═════ Record set ═════

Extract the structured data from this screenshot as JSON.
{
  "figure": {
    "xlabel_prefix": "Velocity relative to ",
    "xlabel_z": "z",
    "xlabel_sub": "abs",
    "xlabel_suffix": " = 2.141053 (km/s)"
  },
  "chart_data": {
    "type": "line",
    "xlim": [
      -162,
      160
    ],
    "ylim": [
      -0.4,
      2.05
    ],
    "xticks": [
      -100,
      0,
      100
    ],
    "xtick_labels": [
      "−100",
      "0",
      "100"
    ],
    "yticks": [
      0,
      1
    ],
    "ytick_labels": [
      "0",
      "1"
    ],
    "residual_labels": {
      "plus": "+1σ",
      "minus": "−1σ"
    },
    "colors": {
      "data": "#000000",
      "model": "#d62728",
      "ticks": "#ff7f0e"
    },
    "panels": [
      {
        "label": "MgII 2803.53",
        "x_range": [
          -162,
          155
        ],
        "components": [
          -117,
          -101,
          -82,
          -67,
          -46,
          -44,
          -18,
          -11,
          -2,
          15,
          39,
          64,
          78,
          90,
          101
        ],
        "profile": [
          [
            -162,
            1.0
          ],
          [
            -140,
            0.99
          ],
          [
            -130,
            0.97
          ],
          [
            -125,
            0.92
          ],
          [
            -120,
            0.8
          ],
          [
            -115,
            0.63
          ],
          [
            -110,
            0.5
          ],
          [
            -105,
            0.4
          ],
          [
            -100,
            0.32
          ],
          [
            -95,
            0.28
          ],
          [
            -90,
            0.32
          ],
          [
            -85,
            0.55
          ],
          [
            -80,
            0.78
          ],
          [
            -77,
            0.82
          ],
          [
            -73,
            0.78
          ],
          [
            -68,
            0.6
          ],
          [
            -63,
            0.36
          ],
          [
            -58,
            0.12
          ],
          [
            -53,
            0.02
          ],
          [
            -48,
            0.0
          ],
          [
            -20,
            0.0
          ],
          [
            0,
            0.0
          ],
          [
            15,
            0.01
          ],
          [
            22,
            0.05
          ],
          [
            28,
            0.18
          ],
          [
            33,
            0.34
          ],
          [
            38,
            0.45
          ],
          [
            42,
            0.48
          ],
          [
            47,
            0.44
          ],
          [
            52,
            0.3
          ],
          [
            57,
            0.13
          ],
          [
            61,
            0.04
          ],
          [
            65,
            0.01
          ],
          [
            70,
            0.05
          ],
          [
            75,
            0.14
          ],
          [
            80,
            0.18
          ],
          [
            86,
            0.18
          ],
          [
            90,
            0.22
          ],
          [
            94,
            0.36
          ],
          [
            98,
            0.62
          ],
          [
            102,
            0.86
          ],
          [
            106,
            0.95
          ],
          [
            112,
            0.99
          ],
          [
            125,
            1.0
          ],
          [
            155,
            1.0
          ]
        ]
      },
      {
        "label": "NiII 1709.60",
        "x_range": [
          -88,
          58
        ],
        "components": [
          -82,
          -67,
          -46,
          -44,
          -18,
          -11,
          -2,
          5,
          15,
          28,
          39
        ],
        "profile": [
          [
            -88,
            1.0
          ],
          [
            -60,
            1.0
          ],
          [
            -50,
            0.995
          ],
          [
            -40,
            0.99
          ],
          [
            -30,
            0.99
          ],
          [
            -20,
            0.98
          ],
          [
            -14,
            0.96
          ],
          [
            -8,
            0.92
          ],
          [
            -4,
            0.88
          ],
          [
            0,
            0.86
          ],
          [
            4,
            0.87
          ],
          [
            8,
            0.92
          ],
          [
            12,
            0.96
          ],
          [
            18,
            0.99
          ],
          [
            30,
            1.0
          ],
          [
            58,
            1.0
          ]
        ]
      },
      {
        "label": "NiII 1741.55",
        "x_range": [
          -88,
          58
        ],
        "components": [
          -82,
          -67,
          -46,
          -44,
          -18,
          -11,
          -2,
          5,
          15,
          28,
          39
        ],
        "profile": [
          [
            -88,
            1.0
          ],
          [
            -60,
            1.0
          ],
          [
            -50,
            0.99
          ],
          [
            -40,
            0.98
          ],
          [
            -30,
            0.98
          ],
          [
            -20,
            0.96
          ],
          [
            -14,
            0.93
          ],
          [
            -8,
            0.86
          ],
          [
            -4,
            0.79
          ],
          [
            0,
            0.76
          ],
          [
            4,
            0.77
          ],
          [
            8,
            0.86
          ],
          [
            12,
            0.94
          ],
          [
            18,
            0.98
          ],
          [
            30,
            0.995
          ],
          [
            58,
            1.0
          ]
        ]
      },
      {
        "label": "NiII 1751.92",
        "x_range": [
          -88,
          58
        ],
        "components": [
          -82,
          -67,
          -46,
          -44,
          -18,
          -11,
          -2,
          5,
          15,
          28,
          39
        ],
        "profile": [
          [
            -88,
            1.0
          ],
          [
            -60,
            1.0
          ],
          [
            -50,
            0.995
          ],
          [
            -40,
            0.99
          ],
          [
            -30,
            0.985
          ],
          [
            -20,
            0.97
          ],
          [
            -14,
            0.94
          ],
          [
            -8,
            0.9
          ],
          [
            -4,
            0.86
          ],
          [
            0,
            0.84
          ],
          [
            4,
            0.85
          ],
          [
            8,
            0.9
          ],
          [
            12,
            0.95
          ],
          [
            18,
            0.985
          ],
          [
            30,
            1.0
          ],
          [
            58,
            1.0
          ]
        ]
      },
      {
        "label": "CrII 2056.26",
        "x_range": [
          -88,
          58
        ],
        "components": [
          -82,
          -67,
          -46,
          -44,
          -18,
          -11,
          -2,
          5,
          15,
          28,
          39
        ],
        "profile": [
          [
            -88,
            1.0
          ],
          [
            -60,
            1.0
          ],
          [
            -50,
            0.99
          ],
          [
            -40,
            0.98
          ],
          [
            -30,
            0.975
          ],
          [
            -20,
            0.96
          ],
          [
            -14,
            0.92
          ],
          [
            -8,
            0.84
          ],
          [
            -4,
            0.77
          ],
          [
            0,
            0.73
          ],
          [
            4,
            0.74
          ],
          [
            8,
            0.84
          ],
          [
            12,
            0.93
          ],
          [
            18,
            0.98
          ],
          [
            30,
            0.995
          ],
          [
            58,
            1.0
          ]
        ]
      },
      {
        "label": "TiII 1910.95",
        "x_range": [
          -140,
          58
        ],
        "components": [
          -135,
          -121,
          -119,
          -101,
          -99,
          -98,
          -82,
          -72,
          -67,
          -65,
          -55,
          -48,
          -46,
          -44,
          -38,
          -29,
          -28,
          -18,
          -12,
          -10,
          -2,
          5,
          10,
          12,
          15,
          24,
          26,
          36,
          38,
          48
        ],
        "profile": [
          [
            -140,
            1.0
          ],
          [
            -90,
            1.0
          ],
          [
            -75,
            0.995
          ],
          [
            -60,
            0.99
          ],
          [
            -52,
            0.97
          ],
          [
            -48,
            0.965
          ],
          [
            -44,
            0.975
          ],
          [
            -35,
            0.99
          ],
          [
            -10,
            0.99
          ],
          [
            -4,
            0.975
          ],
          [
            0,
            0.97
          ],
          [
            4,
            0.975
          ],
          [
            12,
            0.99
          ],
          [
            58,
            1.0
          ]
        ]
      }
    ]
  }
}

═════

## Your objective
Reproduce the material exactly, with every line intact.

## Solution to this problem
Extract the structured data from this screenshot as JSON.
{
  "figure": {
    "xlabel_prefix": "Velocity relative to ",
    "xlabel_z": "z",
    "xlabel_sub": "abs",
    "xlabel_suffix": " = 2.141053 (km/s)"
  },
  "chart_data": {
    "type": "line",
    "xlim": [
      -162,
      160
    ],
    "ylim": [
      -0.4,
      2.05
    ],
    "xticks": [
      -100,
      0,
      100
    ],
    "xtick_labels": [
      "−100",
      "0",
      "100"
    ],
    "yticks": [
      0,
      1
    ],
    "ytick_labels": [
      "0",
      "1"
    ],
    "residual_labels": {
      "plus": "+1σ",
      "minus": "−1σ"
    },
    "colors": {
      "data": "#000000",
      "model": "#d62728",
      "ticks": "#ff7f0e"
    },
    "panels": [
      {
        "label": "MgII 2803.53",
        "x_range": [
          -162,
          155
        ],
        "components": [
          -117,
          -101,
          -82,
          -67,
          -46,
          -44,
          -18,
          -11,
          -2,
          15,
          39,
          64,
          78,
          90,
          101
        ],
        "profile": [
          [
            -162,
            1.0
          ],
          [
            -140,
            0.99
          ],
          [
            -130,
            0.97
          ],
          [
            -125,
            0.92
          ],
          [
            -120,
            0.8
          ],
          [
            -115,
            0.63
          ],
          [
            -110,
            0.5
          ],
          [
            -105,
            0.4
          ],
          [
            -100,
            0.32
          ],
          [
            -95,
            0.28
          ],
          [
            -90,
            0.32
          ],
          [
            -85,
            0.55
          ],
          [
            -80,
            0.78
          ],
          [
            -77,
            0.82
          ],
          [
            -73,
            0.78
          ],
          [
            -68,
            0.6
          ],
          [
            -63,
            0.36
          ],
          [
            -58,
            0.12
          ],
          [
            -53,
            0.02
          ],
          [
            -48,
            0.0
          ],
          [
            -20,
            0.0
          ],
          [
            0,
            0.0
          ],
          [
            15,
            0.01
          ],
          [
            22,
            0.05
          ],
          [
            28,
            0.18
          ],
          [
            33,
            0.34
          ],
          [
            38,
            0.45
          ],
          [
            42,
            0.48
          ],
          [
            47,
            0.44
          ],
          [
            52,
            0.3
          ],
          [
            57,
            0.13
          ],
          [
            61,
            0.04
          ],
          [
            65,
            0.01
          ],
          [
            70,
            0.05
          ],
          [
            75,
            0.14
          ],
          [
            80,
            0.18
          ],
          [
            86,
            0.18
          ],
          [
            90,
            0.22
          ],
          [
            94,
            0.36
          ],
          [
            98,
            0.62
          ],
          [
            102,
            0.86
          ],
          [
            106,
            0.95
          ],
          [
            112,
            0.99
          ],
          [
            125,
            1.0
          ],
          [
            155,
            1.0
          ]
        ]
      },
      {
        "label": "NiII 1709.60",
        "x_range": [
          -88,
          58
        ],
        "components": [
          -82,
          -67,
          -46,
          -44,
          -18,
          -11,
          -2,
          5,
          15,
          28,
          39
        ],
        "profile": [
          [
            -88,
            1.0
          ],
          [
            -60,
            1.0
          ],
          [
            -50,
            0.995
          ],
          [
            -40,
            0.99
          ],
          [
            -30,
            0.99
          ],
          [
            -20,
            0.98
          ],
          [
            -14,
            0.96
          ],
          [
            -8,
            0.92
          ],
          [
            -4,
            0.88
          ],
          [
            0,
            0.86
          ],
          [
            4,
            0.87
          ],
          [
            8,
            0.92
          ],
          [
            12,
            0.96
          ],
          [
            18,
            0.99
          ],
          [
            30,
            1.0
          ],
          [
            58,
            1.0
          ]
        ]
      },
      {
        "label": "NiII 1741.55",
        "x_range": [
          -88,
          58
        ],
        "components": [
          -82,
          -67,
          -46,
          -44,
          -18,
          -11,
          -2,
          5,
          15,
          28,
          39
        ],
        "profile": [
          [
            -88,
            1.0
          ],
          [
            -60,
            1.0
          ],
          [
            -50,
            0.99
          ],
          [
            -40,
            0.98
          ],
          [
            -30,
            0.98
          ],
          [
            -20,
            0.96
          ],
          [
            -14,
            0.93
          ],
          [
            -8,
            0.86
          ],
          [
            -4,
            0.79
          ],
          [
            0,
            0.76
          ],
          [
            4,
            0.77
          ],
          [
            8,
            0.86
          ],
          [
            12,
            0.94
          ],
          [
            18,
            0.98
          ],
          [
            30,
            0.995
          ],
          [
            58,
            1.0
          ]
        ]
      },
      {
        "label": "NiII 1751.92",
        "x_range": [
          -88,
          58
        ],
        "components": [
          -82,
          -67,
          -46,
          -44,
          -18,
          -11,
          -2,
          5,
          15,
          28,
          39
        ],
        "profile": [
          [
            -88,
            1.0
          ],
          [
            -60,
            1.0
          ],
          [
            -50,
            0.995
          ],
          [
            -40,
            0.99
          ],
          [
            -30,
            0.985
          ],
          [
            -20,
            0.97
          ],
          [
            -14,
            0.94
          ],
          [
            -8,
            0.9
          ],
          [
            -4,
            0.86
          ],
          [
            0,
            0.84
          ],
          [
            4,
            0.85
          ],
          [
            8,
            0.9
          ],
          [
            12,
            0.95
          ],
          [
            18,
            0.985
          ],
          [
            30,
            1.0
          ],
          [
            58,
            1.0
          ]
        ]
      },
      {
        "label": "CrII 2056.26",
        "x_range": [
          -88,
          58
        ],
        "components": [
          -82,
          -67,
          -46,
          -44,
          -18,
          -11,
          -2,
          5,
          15,
          28,
          39
        ],
        "profile": [
          [
            -88,
            1.0
          ],
          [
            -60,
            1.0
          ],
          [
            -50,
            0.99
          ],
          [
            -40,
            0.98
          ],
          [
            -30,
            0.975
          ],
          [
            -20,
            0.96
          ],
          [
            -14,
            0.92
          ],
          [
            -8,
            0.84
          ],
          [
            -4,
            0.77
          ],
          [
            0,
            0.73
          ],
          [
            4,
            0.74
          ],
          [
            8,
            0.84
          ],
          [
            12,
            0.93
          ],
          [
            18,
            0.98
          ],
          [
            30,
            0.995
          ],
          [
            58,
            1.0
          ]
        ]
      },
      {
        "label": "TiII 1910.95",
        "x_range": [
          -140,
          58
        ],
        "components": [
          -135,
          -121,
          -119,
          -101,
          -99,
          -98,
          -82,
          -72,
          -67,
          -65,
          -55,
          -48,
          -46,
          -44,
          -38,
          -29,
          -28,
          -18,
          -12,
          -10,
          -2,
          5,
          10,
          12,
          15,
          24,
          26,
          36,
          38,
          48
        ],
        "profile": [
          [
            -140,
            1.0
          ],
          [
            -90,
            1.0
          ],
          [
            -75,
            0.995
          ],
          [
            -60,
            0.99
          ],
          [
            -52,
            0.97
          ],
          [
            -48,
            0.965
          ],
          [
            -44,
            0.975
          ],
          [
            -35,
            0.99
          ],
          [
            -10,
            0.99
          ],
          [
            -4,
            0.975
          ],
          [
            0,
            0.97
          ],
          [
            4,
            0.975
          ],
          [
            12,
            0.99
          ],
          [
            58,
            1.0
          ]
        ]
      }
    ]
  }
}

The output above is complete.